• _WHAT THIS TASK INVOLVES_:
Produce a word-for-word copy of the listing below without its pictures.

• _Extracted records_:
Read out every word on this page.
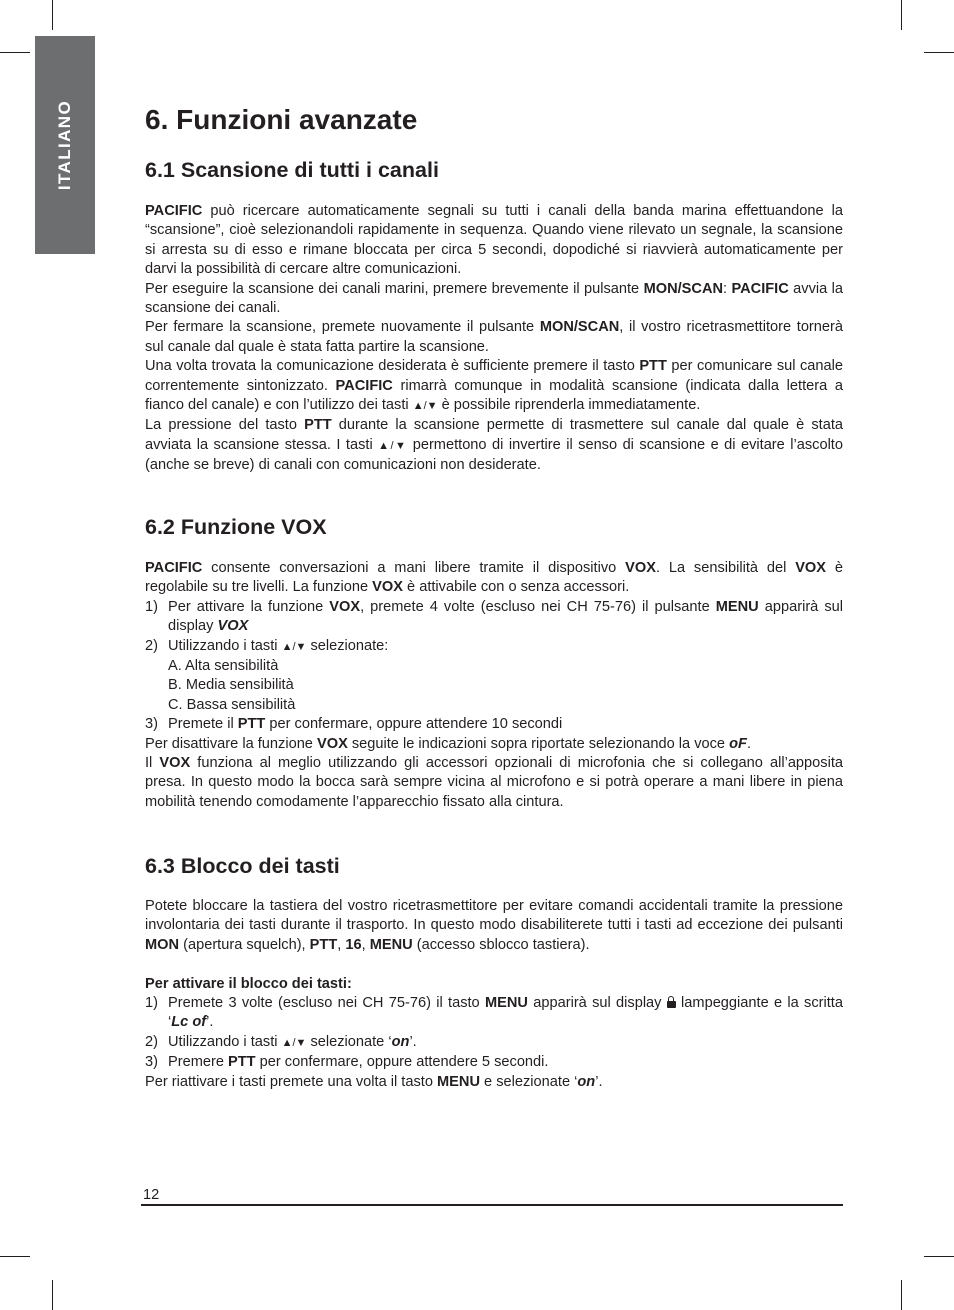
ITALIANO	6. Funzioni avanzate
6.1 Scansione di tutti i canali

PACIFIC può ricercare automaticamente segnali su tutti i canali della banda marina effettuandone la “scansione”, cioè selezionandoli rapidamente in sequenza. Quando viene rilevato un segnale, la scansione si arresta su di esso e rimane bloccata per circa 5 secondi, dopodiché si riavvierà automaticamente per darvi la possibilità di cercare altre comunicazioni.

Per eseguire la scansione dei canali marini, premere brevemente il pulsante MON/SCAN: PACIFIC avvia la scansione dei canali.

Per fermare la scansione, premete nuovamente il pulsante MON/SCAN, il vostro ricetrasmettitore tornerà sul canale dal quale è stata fatta partire la scansione.

Una volta trovata la comunicazione desiderata è sufficiente premere il tasto PTT per comunicare sul canale correntemente sintonizzato. PACIFIC rimarrà comunque in modalità scansione (indicata dalla lettera a fianco del canale) e con l’utilizzo dei tasti ▲/▼ è possibile riprenderla immediatamente.

La pressione del tasto PTT durante la scansione permette di trasmettere sul canale dal quale è stata avviata la scansione stessa. I tasti ▲/▼ permettono di invertire il senso di scansione e di evitare l’ascolto (anche se breve) di canali con comunicazioni non desiderate.

6.2 Funzione VOX

PACIFIC consente conversazioni a mani libere tramite il dispositivo VOX. La sensibilità del VOX è regolabile su tre livelli. La funzione VOX è attivabile con o senza accessori.

1) Per attivare la funzione VOX, premete 4 volte (escluso nei CH 75-76) il pulsante MENU apparirà sul display VOX
2) Utilizzando i tasti ▲/▼ selezionate:
A. Alta sensibilità
B. Media sensibilità
C. Bassa sensibilità
3) Premete il PTT per confermare, oppure attendere 10 secondi

Per disattivare la funzione VOX seguite le indicazioni sopra riportate selezionando la voce oF.

Il VOX funziona al meglio utilizzando gli accessori opzionali di microfonia che si collegano all’apposita presa. In questo modo la bocca sarà sempre vicina al microfono e si potrà operare a mani libere in piena mobilità tenendo comodamente l’apparecchio fissato alla cintura.

6.3 Blocco dei tasti

Potete bloccare la tastiera del vostro ricetrasmettitore per evitare comandi accidentali tramite la pressione involontaria dei tasti durante il trasporto. In questo modo disabiliterete tutti i tasti ad eccezione dei pulsanti MON (apertura squelch), PTT, 16, MENU (accesso sblocco tastiera).

Per attivare il blocco dei tasti:

1) Premete 3 volte (escluso nei CH 75-76) il tasto MENU apparirà sul display  lampeggiante e la scritta ‘Lc of’.
2) Utilizzando i tasti ▲/▼ selezionate ‘on’.
3) Premere PTT per confermare, oppure attendere 5 secondi.

Per riattivare i tasti premete una volta il tasto MENU e selezionate ‘on’.

12
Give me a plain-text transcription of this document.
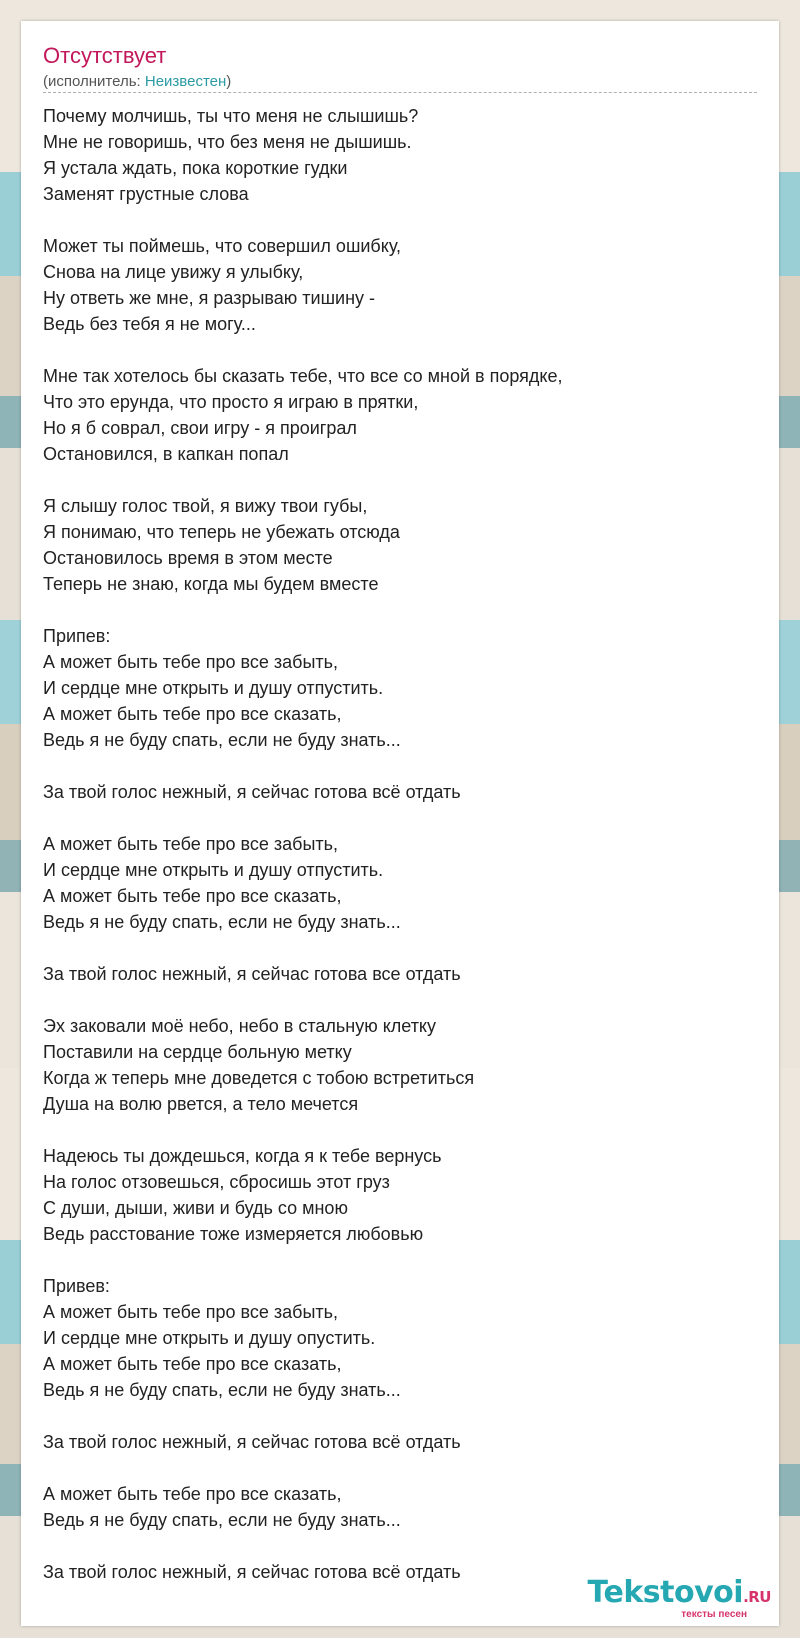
Отсутствует
(исполнитель: Неизвестен)
Почему молчишь, ты что меня не слышишь?
Мне не говоришь, что без меня не дышишь.
Я устала ждать, пока короткие гудки
Заменят грустные слова
Может ты поймешь, что совершил ошибку,
Снова на лице увижу я улыбку,
Ну ответь же мне, я разрываю тишину -
Ведь без тебя я не могу...
Мне так хотелось бы сказать тебе, что все со мной в порядке,
Что это ерунда, что просто я играю в прятки,
Но я б соврал, свои игру - я проиграл
Остановился, в капкан попал
Я слышу голос твой, я вижу твои губы,
Я понимаю, что теперь не убежать отсюда
Остановилось время в этом месте
Теперь не знаю, когда мы будем вместе
Припев:
А может быть тебе про все забыть,
И сердце мне открыть и душу отпустить.
А может быть тебе про все сказать,
Ведь я не буду спать, если не буду знать...
За твой голос нежный, я сейчас готова всё отдать
А может быть тебе про все забыть,
И сердце мне открыть и душу отпустить.
А может быть тебе про все сказать,
Ведь я не буду спать, если не буду знать...
За твой голос нежный, я сейчас готова все отдать
Эх заковали моё небо, небо в стальную клетку
Поставили на сердце больную метку
Когда ж теперь мне доведется с тобою встретиться
Душа на волю рвется, а тело мечется
Надеюсь ты дождешься, когда я к тебе вернусь
На голос отзовешься, сбросишь этот груз
С души, дыши, живи и будь со мною
Ведь расстование тоже измеряется любовью
Привев:
А может быть тебе про все забыть,
И сердце мне открыть и душу опустить.
А может быть тебе про все сказать,
Ведь я не буду спать, если не буду знать...
За твой голос нежный, я сейчас готова всё отдать
А может быть тебе про все сказать,
Ведь я не буду спать, если не буду знать...
За твой голос нежный, я сейчас готова всё отдать
Tekstovoi.RU
тексты песен
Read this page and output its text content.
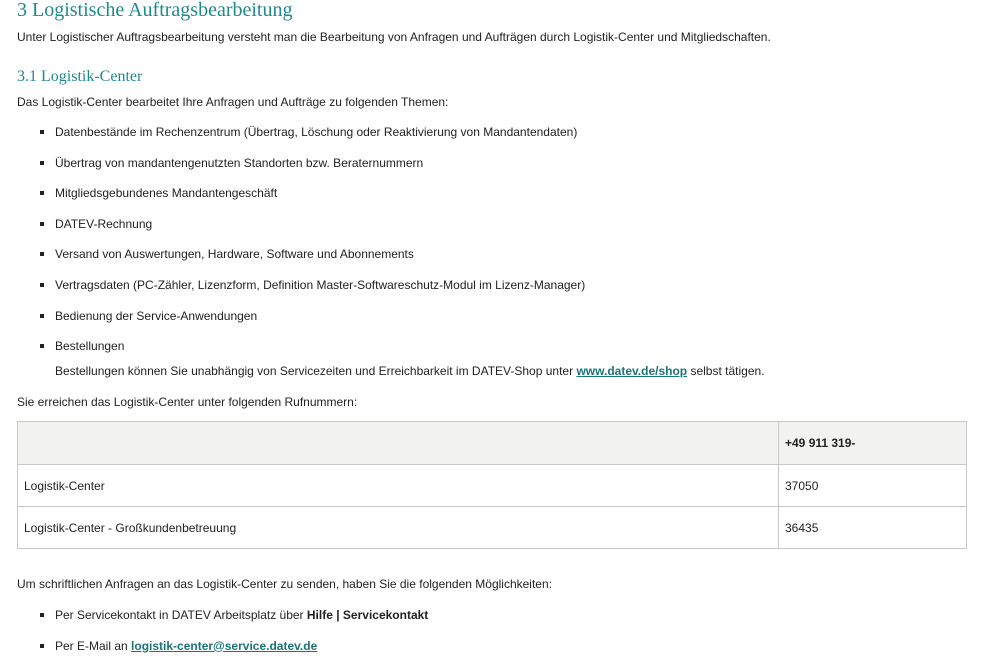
3 Logistische Auftragsbearbeitung
Unter Logistischer Auftragsbearbeitung versteht man die Bearbeitung von Anfragen und Aufträgen durch Logistik-Center und Mitgliedschaften.
3.1 Logistik-Center
Das Logistik-Center bearbeitet Ihre Anfragen und Aufträge zu folgenden Themen:
Datenbestände im Rechenzentrum (Übertrag, Löschung oder Reaktivierung von Mandantendaten)
Übertrag von mandantengenutzten Standorten bzw. Beraternummern
Mitgliedsgebundenes Mandantengeschäft
DATEV-Rechnung
Versand von Auswertungen, Hardware, Software und Abonnements
Vertragsdaten (PC-Zähler, Lizenzform, Definition Master-Softwareschutz-Modul im Lizenz-Manager)
Bedienung der Service-Anwendungen
Bestellungen
Bestellungen können Sie unabhängig von Servicezeiten und Erreichbarkeit im DATEV-Shop unter www.datev.de/shop selbst tätigen.
Sie erreichen das Logistik-Center unter folgenden Rufnummern:
	+49 911 319-
Logistik-Center	37050
Logistik-Center - Großkundenbetreuung	36435
Um schriftlichen Anfragen an das Logistik-Center zu senden, haben Sie die folgenden Möglichkeiten:
Per Servicekontakt in DATEV Arbeitsplatz über Hilfe | Servicekontakt
Per E-Mail an logistik-center@service.datev.de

• _ANSWER BELOW_:
Read out every word on this page.
ITALIANO	6. Funzioni avanzate
6.1 Scansione di tutti i canali

PACIFIC può ricercare automaticamente segnali su tutti i canali della banda marina effettuandone la “scansione”, cioè selezionandoli rapidamente in sequenza. Quando viene rilevato un segnale, la scansione si arresta su di esso e rimane bloccata per circa 5 secondi, dopodiché si riavvierà automaticamente per darvi la possibilità di cercare altre comunicazioni.

Per eseguire la scansione dei canali marini, premere brevemente il pulsante MON/SCAN: PACIFIC avvia la scansione dei canali.

Per fermare la scansione, premete nuovamente il pulsante MON/SCAN, il vostro ricetrasmettitore tornerà sul canale dal quale è stata fatta partire la scansione.

Una volta trovata la comunicazione desiderata è sufficiente premere il tasto PTT per comunicare sul canale correntemente sintonizzato. PACIFIC rimarrà comunque in modalità scansione (indicata dalla lettera a fianco del canale) e con l’utilizzo dei tasti ▲/▼ è possibile riprenderla immediatamente.

La pressione del tasto PTT durante la scansione permette di trasmettere sul canale dal quale è stata avviata la scansione stessa. I tasti ▲/▼ permettono di invertire il senso di scansione e di evitare l’ascolto (anche se breve) di canali con comunicazioni non desiderate.

6.2 Funzione VOX

PACIFIC consente conversazioni a mani libere tramite il dispositivo VOX. La sensibilità del VOX è regolabile su tre livelli. La funzione VOX è attivabile con o senza accessori.

1) Per attivare la funzione VOX, premete 4 volte (escluso nei CH 75-76) il pulsante MENU apparirà sul display VOX
2) Utilizzando i tasti ▲/▼ selezionate:
A. Alta sensibilità
B. Media sensibilità
C. Bassa sensibilità
3) Premete il PTT per confermare, oppure attendere 10 secondi

Per disattivare la funzione VOX seguite le indicazioni sopra riportate selezionando la voce oF.

Il VOX funziona al meglio utilizzando gli accessori opzionali di microfonia che si collegano all’apposita presa. In questo modo la bocca sarà sempre vicina al microfono e si potrà operare a mani libere in piena mobilità tenendo comodamente l’apparecchio fissato alla cintura.

6.3 Blocco dei tasti

Potete bloccare la tastiera del vostro ricetrasmettitore per evitare comandi accidentali tramite la pressione involontaria dei tasti durante il trasporto. In questo modo disabiliterete tutti i tasti ad eccezione dei pulsanti MON (apertura squelch), PTT, 16, MENU (accesso sblocco tastiera).

Per attivare il blocco dei tasti:

1) Premete 3 volte (escluso nei CH 75-76) il tasto MENU apparirà sul display  lampeggiante e la scritta ‘Lc of’.
2) Utilizzando i tasti ▲/▼ selezionate ‘on’.
3) Premere PTT per confermare, oppure attendere 5 secondi.

Per riattivare i tasti premete una volta il tasto MENU e selezionate ‘on’.

12
Give me a plain-text transcription of this document.
Отсутствует
(исполнитель: Неизвестен)
Почему молчишь, ты что меня не слышишь?
Мне не говоришь, что без меня не дышишь.
Я устала ждать, пока короткие гудки
Заменят грустные слова
Может ты поймешь, что совершил ошибку,
Снова на лице увижу я улыбку,
Ну ответь же мне, я разрываю тишину -
Ведь без тебя я не могу...
Мне так хотелось бы сказать тебе, что все со мной в порядке,
Что это ерунда, что просто я играю в прятки,
Но я б соврал, свои игру - я проиграл
Остановился, в капкан попал
Я слышу голос твой, я вижу твои губы,
Я понимаю, что теперь не убежать отсюда
Остановилось время в этом месте
Теперь не знаю, когда мы будем вместе
Припев:
А может быть тебе про все забыть,
И сердце мне открыть и душу отпустить.
А может быть тебе про все сказать,
Ведь я не буду спать, если не буду знать...
За твой голос нежный, я сейчас готова всё отдать
А может быть тебе про все забыть,
И сердце мне открыть и душу отпустить.
А может быть тебе про все сказать,
Ведь я не буду спать, если не буду знать...
За твой голос нежный, я сейчас готова все отдать
Эх заковали моё небо, небо в стальную клетку
Поставили на сердце больную метку
Когда ж теперь мне доведется с тобою встретиться
Душа на волю рвется, а тело мечется
Надеюсь ты дождешься, когда я к тебе вернусь
На голос отзовешься, сбросишь этот груз
С души, дыши, живи и будь со мною
Ведь расстование тоже измеряется любовью
Привев:
А может быть тебе про все забыть,
И сердце мне открыть и душу опустить.
А может быть тебе про все сказать,
Ведь я не буду спать, если не буду знать...
За твой голос нежный, я сейчас готова всё отдать
А может быть тебе про все сказать,
Ведь я не буду спать, если не буду знать...
За твой голос нежный, я сейчас готова всё отдать
Tekstovoi.RU
тексты песен
Read this page and output its text content.
3 Logistische Auftragsbearbeitung
Unter Logistischer Auftragsbearbeitung versteht man die Bearbeitung von Anfragen und Aufträgen durch Logistik-Center und Mitgliedschaften.
3.1 Logistik-Center
Das Logistik-Center bearbeitet Ihre Anfragen und Aufträge zu folgenden Themen:
Datenbestände im Rechenzentrum (Übertrag, Löschung oder Reaktivierung von Mandantendaten)
Übertrag von mandantengenutzten Standorten bzw. Beraternummern
Mitgliedsgebundenes Mandantengeschäft
DATEV-Rechnung
Versand von Auswertungen, Hardware, Software und Abonnements
Vertragsdaten (PC-Zähler, Lizenzform, Definition Master-Softwareschutz-Modul im Lizenz-Manager)
Bedienung der Service-Anwendungen
Bestellungen
Bestellungen können Sie unabhängig von Servicezeiten und Erreichbarkeit im DATEV-Shop unter www.datev.de/shop selbst tätigen.
Sie erreichen das Logistik-Center unter folgenden Rufnummern:
	+49 911 319-
Logistik-Center	37050
Logistik-Center - Großkundenbetreuung	36435
Um schriftlichen Anfragen an das Logistik-Center zu senden, haben Sie die folgenden Möglichkeiten:
Per Servicekontakt in DATEV Arbeitsplatz über Hilfe | Servicekontakt
Per E-Mail an logistik-center@service.datev.de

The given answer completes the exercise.